● What the exercise asks: Pull out every line in the data that has the string "应试题海班" in it.

● Records supplied:
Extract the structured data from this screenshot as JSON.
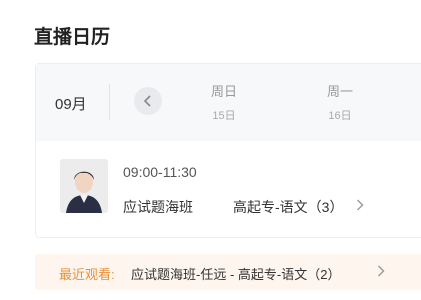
{
  "page": {
    "title": "直播日历"
  },
  "calendar": {
    "month": "09月",
    "days": [
      {
        "weekday": "周日",
        "date": "15日"
      },
      {
        "weekday": "周一",
        "date": "16日"
      }
    ]
  },
  "session": {
    "time": "09:00-11:30",
    "class_name": "应试题海班",
    "course": "高起专-语文（3）"
  },
  "recent": {
    "label": "最近观看:",
    "text": "应试题海班-任远  -  高起专-语文（2）"
  },
  "colors": {
    "accent": "#e8913c",
    "recent_bg": "#fdf5ee",
    "header_bg": "#f7f8fa"
  },
  "icons": {
    "prev": "chevron-left-icon",
    "row": "chevron-right-icon",
    "recent": "chevron-right-icon"
  }
}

● Reply to the exercise:
    "class_name": "应试题海班",
    "text": "应试题海班-任远  -  高起专-语文（2）"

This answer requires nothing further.